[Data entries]
#####

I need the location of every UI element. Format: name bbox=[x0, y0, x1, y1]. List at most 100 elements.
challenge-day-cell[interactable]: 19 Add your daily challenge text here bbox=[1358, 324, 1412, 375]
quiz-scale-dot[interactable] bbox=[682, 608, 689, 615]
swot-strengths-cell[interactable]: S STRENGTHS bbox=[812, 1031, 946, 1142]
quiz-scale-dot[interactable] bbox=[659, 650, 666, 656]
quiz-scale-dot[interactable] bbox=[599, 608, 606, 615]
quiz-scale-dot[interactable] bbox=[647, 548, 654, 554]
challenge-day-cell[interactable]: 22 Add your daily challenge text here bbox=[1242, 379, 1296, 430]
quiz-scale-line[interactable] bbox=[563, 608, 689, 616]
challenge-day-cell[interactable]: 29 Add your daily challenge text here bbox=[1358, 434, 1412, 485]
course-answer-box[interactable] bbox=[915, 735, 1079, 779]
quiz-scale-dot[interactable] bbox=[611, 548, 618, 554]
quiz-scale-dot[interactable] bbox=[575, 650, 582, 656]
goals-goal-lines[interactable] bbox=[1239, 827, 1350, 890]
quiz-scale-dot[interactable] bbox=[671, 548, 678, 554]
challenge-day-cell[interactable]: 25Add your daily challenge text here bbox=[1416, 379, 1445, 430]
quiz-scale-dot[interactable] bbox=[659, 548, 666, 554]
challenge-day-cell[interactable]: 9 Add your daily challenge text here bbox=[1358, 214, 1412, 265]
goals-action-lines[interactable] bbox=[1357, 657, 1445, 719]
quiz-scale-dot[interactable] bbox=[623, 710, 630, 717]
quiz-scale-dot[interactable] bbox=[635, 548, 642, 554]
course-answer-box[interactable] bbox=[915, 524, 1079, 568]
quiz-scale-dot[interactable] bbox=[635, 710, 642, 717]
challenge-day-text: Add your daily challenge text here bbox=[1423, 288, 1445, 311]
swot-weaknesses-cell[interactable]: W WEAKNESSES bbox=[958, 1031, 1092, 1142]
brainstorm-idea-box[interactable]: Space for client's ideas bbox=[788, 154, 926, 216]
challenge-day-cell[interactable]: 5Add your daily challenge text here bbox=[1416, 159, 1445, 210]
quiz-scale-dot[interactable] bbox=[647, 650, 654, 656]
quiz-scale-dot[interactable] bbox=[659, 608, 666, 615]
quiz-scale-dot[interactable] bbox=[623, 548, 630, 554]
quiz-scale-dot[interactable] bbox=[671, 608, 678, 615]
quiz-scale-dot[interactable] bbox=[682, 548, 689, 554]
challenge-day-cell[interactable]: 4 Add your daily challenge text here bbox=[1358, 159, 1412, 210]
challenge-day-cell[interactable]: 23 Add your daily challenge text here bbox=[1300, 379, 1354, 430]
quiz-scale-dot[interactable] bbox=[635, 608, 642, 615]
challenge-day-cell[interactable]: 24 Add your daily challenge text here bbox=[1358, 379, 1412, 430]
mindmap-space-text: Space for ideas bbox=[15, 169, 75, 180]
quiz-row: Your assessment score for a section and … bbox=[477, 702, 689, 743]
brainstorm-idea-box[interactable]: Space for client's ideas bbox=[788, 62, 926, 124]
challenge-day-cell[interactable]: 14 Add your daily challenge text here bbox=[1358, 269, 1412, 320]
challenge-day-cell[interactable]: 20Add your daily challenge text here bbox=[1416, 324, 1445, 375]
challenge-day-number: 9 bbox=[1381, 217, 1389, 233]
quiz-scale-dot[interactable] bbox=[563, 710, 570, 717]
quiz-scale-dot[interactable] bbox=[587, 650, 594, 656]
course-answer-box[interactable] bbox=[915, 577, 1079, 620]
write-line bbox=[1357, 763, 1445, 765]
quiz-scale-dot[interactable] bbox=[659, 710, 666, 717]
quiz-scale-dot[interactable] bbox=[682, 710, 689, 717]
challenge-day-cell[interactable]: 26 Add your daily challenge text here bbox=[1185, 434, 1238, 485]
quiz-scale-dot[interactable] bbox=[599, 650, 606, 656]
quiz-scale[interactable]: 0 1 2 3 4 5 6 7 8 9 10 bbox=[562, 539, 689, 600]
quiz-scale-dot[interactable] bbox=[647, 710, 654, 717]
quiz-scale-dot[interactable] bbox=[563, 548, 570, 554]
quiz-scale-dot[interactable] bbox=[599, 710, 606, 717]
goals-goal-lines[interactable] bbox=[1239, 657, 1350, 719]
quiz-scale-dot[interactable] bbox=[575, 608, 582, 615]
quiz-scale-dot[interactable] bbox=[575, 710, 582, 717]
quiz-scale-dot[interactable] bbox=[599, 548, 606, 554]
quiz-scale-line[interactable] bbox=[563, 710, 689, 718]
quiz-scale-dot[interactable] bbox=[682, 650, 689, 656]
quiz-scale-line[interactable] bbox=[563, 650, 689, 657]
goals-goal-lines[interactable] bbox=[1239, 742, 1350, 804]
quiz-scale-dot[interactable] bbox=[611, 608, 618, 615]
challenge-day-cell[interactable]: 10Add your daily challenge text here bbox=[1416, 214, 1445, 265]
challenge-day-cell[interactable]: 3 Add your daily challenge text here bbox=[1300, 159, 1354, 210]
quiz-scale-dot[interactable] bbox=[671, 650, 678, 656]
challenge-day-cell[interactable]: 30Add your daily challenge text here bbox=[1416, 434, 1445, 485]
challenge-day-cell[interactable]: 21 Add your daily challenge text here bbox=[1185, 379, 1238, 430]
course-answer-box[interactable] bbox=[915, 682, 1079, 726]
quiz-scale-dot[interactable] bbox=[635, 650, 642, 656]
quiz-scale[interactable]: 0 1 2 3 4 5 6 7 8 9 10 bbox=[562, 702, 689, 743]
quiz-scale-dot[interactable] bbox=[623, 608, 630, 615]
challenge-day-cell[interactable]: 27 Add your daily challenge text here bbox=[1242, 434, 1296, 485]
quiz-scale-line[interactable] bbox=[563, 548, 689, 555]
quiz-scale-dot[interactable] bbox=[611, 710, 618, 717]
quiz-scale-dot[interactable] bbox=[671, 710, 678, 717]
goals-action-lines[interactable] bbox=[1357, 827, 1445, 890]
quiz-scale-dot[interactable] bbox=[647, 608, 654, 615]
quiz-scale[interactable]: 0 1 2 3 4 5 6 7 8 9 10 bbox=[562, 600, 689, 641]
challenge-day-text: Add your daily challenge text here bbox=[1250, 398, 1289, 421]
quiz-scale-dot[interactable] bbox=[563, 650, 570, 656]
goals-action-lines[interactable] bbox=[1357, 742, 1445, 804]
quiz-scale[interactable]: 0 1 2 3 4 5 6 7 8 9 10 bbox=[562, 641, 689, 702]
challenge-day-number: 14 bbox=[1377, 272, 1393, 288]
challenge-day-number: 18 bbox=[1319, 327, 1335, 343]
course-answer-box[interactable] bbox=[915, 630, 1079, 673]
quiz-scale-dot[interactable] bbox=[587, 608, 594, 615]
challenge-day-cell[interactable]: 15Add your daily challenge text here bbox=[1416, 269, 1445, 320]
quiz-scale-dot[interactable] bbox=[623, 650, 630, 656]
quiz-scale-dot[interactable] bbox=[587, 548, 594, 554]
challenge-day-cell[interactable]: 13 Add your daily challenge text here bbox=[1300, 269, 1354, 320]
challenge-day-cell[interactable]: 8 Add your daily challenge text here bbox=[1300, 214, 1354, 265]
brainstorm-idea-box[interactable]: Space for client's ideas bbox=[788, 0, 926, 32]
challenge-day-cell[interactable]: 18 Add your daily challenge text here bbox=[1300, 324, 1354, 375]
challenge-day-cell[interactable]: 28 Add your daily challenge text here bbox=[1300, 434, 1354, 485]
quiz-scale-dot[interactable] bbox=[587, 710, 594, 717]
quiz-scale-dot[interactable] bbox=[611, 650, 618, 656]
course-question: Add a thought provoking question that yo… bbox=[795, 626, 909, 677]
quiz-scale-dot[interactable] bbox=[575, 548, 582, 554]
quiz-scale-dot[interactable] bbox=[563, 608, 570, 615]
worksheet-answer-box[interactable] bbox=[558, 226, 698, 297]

#####

◆ Exercise goal: Copy the listing word for word, starting with its first line and going on through the line that contains "quiz-scale-dot[interactable] bbox=[647, 548, 654, 554]".

◆ In response:
I need the location of every UI element. Format: name bbox=[x0, y0, x1, y1]. List at most 100 elements.
challenge-day-cell[interactable]: 19 Add your daily challenge text here bbox=[1358, 324, 1412, 375]
quiz-scale-dot[interactable] bbox=[682, 608, 689, 615]
swot-strengths-cell[interactable]: S STRENGTHS bbox=[812, 1031, 946, 1142]
quiz-scale-dot[interactable] bbox=[659, 650, 666, 656]
quiz-scale-dot[interactable] bbox=[599, 608, 606, 615]
quiz-scale-dot[interactable] bbox=[647, 548, 654, 554]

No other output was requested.